- **Directions for this task**: Please return every line of the listing that contains the string "variable", treating case as significant.

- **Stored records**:
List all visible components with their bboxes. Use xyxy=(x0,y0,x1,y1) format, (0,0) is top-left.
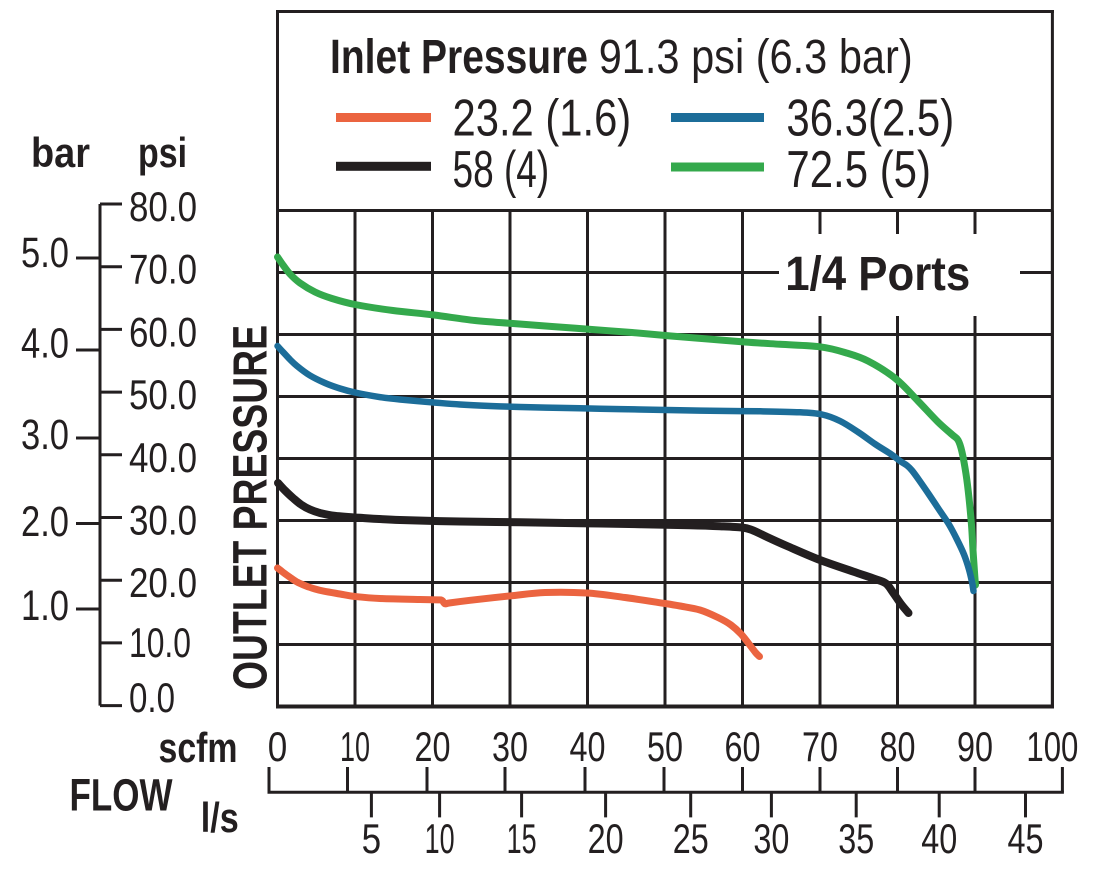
svg-text:50.0: 50.0 xyxy=(129,371,197,418)
svg-text:10: 10 xyxy=(340,723,370,770)
svg-text:90: 90 xyxy=(957,723,993,770)
svg-text:3.0: 3.0 xyxy=(21,411,69,459)
svg-text:40.0: 40.0 xyxy=(129,434,197,481)
svg-text:FLOW: FLOW xyxy=(70,770,173,821)
svg-text:l/s: l/s xyxy=(201,794,239,841)
svg-text:30: 30 xyxy=(492,723,528,770)
svg-text:58 (4): 58 (4) xyxy=(453,141,550,199)
svg-text:80.0: 80.0 xyxy=(129,183,197,230)
svg-text:20: 20 xyxy=(588,815,624,862)
svg-text:36.3(2.5): 36.3(2.5) xyxy=(786,90,954,148)
svg-text:40: 40 xyxy=(570,723,606,770)
svg-text:91.3 psi (6.3 bar): 91.3 psi (6.3 bar) xyxy=(599,31,913,84)
svg-text:Inlet Pressure: Inlet Pressure xyxy=(330,31,588,84)
svg-text:10.0: 10.0 xyxy=(129,619,191,666)
svg-text:70: 70 xyxy=(802,723,838,770)
svg-text:0.0: 0.0 xyxy=(129,674,175,721)
svg-text:30: 30 xyxy=(753,815,789,862)
svg-text:20: 20 xyxy=(415,723,451,770)
svg-text:OUTLET PRESSURE: OUTLET PRESSURE xyxy=(225,325,278,690)
svg-text:psi: psi xyxy=(138,129,187,176)
svg-text:scfm: scfm xyxy=(159,724,238,771)
svg-text:1/4 Ports: 1/4 Ports xyxy=(785,248,970,301)
svg-text:30.0: 30.0 xyxy=(129,497,197,544)
svg-text:0: 0 xyxy=(268,723,288,770)
svg-text:45: 45 xyxy=(1008,815,1044,862)
svg-text:10: 10 xyxy=(425,815,455,862)
svg-text:40: 40 xyxy=(921,815,957,862)
svg-text:35: 35 xyxy=(838,815,874,862)
svg-text:5.0: 5.0 xyxy=(21,229,69,277)
svg-text:25: 25 xyxy=(673,815,709,862)
svg-text:60.0: 60.0 xyxy=(129,308,197,355)
svg-text:60: 60 xyxy=(725,723,761,770)
svg-text:bar: bar xyxy=(31,129,90,176)
svg-text:5: 5 xyxy=(362,815,382,862)
svg-text:2.0: 2.0 xyxy=(21,498,69,546)
svg-text:4.0: 4.0 xyxy=(21,320,69,368)
svg-text:72.5 (5): 72.5 (5) xyxy=(786,141,931,199)
svg-text:80: 80 xyxy=(880,723,916,770)
svg-text:15: 15 xyxy=(507,815,537,862)
svg-text:23.2 (1.6): 23.2 (1.6) xyxy=(453,90,632,148)
svg-text:100: 100 xyxy=(1026,723,1078,770)
svg-text:70.0: 70.0 xyxy=(129,246,197,293)
svg-text:1.0: 1.0 xyxy=(21,582,69,630)
svg-text:50: 50 xyxy=(647,723,683,770)
svg-text:20.0: 20.0 xyxy=(129,559,197,606)
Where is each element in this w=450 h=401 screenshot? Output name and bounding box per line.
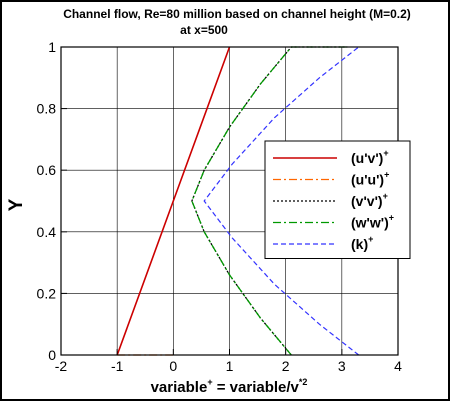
legend-label-4: (k)+	[351, 234, 373, 252]
series-line-4	[203, 46, 360, 356]
legend-label-3: (w'w')+	[351, 213, 394, 231]
x-tick-label-5: 3	[338, 358, 346, 374]
x-tick-label-2: 0	[169, 358, 177, 374]
x-axis-label: variable+ = variable/v*2	[151, 377, 308, 396]
x-tick-label-0: -2	[55, 358, 68, 374]
legend-box	[264, 140, 411, 259]
x-label-sup: +	[207, 377, 212, 387]
y-tick-label-4: 0.8	[37, 101, 57, 117]
y-tick-label-0: 0	[48, 347, 56, 363]
y-tick-label-3: 0.6	[37, 162, 57, 178]
y-tick-label-2: 0.4	[37, 224, 57, 240]
chart-title: Channel flow, Re=80 million based on cha…	[63, 7, 411, 21]
x-tick-label-4: 2	[282, 358, 290, 374]
chart-subtitle: at x=500	[180, 23, 228, 37]
x-label-main: variable	[151, 379, 208, 396]
ticks: -2 -1 0 1 2 3 4 0 0.2 0.4 0.6 0.8 1	[37, 39, 403, 374]
y-tick-label-1: 0.2	[37, 285, 57, 301]
series-line-0	[116, 46, 231, 356]
x-tick-label-6: 4	[394, 358, 402, 374]
x-tick-label-3: 1	[226, 358, 234, 374]
legend: (u'v')+ (u'u')+ (v'v')+ (w'w')+ (k)+	[264, 140, 411, 259]
legend-label-0: (u'v')+	[351, 148, 389, 166]
y-axis-label: Y	[6, 198, 27, 211]
x-label-mid: = variable/v	[213, 379, 300, 396]
x-tick-label-1: -1	[111, 358, 124, 374]
legend-label-1: (u'u')+	[351, 170, 389, 188]
y-tick-label-5: 1	[48, 39, 56, 55]
series-line-2	[191, 46, 348, 356]
x-label-sup2: *2	[299, 377, 308, 387]
legend-label-2: (v'v')+	[351, 191, 388, 209]
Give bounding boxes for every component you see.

- **Response for this exercise**:
x-axis-label: variable+ = variable/v*2	[151, 377, 308, 396]
x-label-main: variable	[151, 379, 208, 396]
x-label-mid: = variable/v	[213, 379, 300, 396]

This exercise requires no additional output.